EXERCISE DATA —
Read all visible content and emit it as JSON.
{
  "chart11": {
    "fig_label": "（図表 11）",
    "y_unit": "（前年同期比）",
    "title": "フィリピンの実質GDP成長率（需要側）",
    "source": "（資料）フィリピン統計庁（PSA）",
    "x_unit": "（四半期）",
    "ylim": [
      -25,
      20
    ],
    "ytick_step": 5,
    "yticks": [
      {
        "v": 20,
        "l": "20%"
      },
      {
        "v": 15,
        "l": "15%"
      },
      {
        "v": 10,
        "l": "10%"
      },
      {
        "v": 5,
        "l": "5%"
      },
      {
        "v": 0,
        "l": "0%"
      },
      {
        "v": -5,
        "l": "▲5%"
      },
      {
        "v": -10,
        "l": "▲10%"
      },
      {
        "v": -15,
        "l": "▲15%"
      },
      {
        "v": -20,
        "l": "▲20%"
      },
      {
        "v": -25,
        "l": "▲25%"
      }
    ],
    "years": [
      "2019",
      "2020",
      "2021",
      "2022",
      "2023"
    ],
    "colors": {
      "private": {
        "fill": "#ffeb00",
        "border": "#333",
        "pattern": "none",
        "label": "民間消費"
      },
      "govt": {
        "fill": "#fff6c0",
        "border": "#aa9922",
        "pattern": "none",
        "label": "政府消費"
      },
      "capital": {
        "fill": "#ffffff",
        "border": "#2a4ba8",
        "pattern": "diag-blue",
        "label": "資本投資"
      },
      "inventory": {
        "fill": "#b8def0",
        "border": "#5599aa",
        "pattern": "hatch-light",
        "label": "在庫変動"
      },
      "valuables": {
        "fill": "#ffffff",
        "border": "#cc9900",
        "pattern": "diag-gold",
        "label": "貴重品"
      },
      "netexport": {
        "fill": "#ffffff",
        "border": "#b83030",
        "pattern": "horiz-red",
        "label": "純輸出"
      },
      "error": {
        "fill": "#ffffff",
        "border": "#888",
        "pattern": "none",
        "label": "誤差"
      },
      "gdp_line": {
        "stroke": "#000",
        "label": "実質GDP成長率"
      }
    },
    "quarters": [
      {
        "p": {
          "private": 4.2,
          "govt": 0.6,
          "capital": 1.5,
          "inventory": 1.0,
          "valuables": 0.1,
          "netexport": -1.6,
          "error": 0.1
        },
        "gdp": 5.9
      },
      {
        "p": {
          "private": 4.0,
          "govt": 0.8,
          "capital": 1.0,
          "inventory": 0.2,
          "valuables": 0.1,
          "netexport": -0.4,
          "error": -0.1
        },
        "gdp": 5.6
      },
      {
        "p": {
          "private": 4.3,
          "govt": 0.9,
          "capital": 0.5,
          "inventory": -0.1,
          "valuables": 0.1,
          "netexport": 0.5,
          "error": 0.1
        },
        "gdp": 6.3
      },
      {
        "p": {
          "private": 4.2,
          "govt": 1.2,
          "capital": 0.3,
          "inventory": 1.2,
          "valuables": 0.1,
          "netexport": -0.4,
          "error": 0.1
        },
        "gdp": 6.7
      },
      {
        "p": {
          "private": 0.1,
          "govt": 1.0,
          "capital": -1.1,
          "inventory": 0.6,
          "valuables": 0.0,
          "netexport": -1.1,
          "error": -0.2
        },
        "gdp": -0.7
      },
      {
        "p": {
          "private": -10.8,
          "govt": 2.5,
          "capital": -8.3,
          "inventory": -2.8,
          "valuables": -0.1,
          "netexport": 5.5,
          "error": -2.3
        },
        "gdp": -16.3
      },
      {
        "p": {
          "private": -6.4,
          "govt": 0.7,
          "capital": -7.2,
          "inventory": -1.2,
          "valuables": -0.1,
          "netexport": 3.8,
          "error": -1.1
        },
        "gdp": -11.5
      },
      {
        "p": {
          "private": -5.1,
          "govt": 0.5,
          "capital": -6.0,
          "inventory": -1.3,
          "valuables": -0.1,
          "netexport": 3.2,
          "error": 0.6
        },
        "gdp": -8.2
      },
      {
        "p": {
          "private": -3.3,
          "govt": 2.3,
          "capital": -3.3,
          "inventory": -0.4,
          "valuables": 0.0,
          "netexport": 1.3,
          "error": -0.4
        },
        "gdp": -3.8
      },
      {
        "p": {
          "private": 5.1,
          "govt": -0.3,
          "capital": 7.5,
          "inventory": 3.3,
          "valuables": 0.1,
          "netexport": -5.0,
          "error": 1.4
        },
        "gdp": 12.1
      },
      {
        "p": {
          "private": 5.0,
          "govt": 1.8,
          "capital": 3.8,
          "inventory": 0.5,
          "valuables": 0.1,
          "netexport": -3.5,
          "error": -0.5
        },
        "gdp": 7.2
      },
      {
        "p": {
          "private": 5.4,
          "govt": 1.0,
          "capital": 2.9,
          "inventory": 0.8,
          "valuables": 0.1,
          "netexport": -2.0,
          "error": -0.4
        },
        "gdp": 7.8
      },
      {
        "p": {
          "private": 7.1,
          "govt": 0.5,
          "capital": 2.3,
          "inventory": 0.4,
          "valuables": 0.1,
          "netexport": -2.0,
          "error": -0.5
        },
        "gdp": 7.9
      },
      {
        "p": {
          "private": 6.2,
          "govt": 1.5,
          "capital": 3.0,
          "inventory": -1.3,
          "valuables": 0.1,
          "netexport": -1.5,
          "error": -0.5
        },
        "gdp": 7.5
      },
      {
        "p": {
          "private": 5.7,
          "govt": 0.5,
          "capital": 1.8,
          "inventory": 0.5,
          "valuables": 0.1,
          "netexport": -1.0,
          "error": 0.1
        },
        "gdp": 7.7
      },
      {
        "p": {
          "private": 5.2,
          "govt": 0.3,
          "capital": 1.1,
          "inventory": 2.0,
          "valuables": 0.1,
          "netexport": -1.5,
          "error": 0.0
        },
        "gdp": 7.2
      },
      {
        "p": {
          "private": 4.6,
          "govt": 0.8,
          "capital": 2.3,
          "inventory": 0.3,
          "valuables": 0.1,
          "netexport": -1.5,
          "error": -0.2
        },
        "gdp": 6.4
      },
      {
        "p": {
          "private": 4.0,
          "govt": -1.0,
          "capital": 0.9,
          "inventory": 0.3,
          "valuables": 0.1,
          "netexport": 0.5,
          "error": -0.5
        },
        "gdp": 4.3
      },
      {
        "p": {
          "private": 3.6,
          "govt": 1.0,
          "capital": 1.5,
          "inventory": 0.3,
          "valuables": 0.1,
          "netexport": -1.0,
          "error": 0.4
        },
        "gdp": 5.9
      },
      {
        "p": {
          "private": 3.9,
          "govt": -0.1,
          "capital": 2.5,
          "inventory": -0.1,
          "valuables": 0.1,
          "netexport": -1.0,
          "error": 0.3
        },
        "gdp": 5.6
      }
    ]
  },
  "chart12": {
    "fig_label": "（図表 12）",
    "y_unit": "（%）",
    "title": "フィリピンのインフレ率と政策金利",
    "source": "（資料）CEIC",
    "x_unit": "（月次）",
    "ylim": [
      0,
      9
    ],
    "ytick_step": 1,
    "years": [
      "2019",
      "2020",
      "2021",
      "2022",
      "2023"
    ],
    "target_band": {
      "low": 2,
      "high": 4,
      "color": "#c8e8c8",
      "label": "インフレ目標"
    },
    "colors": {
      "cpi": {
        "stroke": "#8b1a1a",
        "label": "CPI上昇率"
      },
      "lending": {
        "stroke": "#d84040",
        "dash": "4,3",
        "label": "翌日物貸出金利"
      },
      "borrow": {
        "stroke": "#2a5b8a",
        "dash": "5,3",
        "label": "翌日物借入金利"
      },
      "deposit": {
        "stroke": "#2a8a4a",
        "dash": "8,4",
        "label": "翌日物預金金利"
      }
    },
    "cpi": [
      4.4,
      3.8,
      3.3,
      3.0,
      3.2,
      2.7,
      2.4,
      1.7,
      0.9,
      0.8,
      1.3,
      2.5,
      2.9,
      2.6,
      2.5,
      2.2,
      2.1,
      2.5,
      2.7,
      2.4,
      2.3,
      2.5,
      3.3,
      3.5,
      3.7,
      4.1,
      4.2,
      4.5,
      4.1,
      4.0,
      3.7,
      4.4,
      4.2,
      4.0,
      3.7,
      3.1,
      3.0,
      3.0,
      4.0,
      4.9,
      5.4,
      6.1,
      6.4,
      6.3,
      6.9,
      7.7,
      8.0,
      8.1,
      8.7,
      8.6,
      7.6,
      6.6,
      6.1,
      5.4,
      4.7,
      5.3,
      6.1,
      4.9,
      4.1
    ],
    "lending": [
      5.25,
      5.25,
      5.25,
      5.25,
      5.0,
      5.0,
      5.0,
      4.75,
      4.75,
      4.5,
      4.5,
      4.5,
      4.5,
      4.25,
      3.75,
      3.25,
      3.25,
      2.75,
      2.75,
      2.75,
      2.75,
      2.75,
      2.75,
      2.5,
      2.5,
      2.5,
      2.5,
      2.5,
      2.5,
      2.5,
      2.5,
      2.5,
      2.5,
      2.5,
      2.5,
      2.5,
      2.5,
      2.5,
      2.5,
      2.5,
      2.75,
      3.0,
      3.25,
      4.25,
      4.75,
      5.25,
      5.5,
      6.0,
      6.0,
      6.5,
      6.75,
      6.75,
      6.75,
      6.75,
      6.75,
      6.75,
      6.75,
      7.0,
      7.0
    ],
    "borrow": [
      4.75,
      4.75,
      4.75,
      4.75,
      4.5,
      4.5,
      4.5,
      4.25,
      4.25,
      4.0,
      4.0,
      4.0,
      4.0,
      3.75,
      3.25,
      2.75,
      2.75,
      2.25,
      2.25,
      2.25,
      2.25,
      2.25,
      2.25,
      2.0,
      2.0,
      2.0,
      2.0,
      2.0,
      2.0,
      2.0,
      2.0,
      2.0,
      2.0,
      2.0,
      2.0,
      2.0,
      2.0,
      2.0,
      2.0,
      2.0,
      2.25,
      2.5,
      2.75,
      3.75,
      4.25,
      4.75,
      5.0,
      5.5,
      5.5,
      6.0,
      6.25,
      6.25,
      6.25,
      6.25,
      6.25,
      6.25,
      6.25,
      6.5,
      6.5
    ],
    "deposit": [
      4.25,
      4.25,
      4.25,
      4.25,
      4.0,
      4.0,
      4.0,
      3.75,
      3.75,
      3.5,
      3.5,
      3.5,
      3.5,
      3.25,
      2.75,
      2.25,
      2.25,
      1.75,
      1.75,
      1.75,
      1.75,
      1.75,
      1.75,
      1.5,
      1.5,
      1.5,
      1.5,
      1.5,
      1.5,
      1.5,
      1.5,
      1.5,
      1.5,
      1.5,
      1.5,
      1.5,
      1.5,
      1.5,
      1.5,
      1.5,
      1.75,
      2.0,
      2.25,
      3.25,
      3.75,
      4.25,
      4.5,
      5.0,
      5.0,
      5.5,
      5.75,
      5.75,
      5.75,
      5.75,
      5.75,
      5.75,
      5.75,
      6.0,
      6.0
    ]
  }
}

TASK DESCRIPTION — Identify the lines in the records above that contain the word "source", then state how many there are and nothing more.

TASK RESPONSE — 2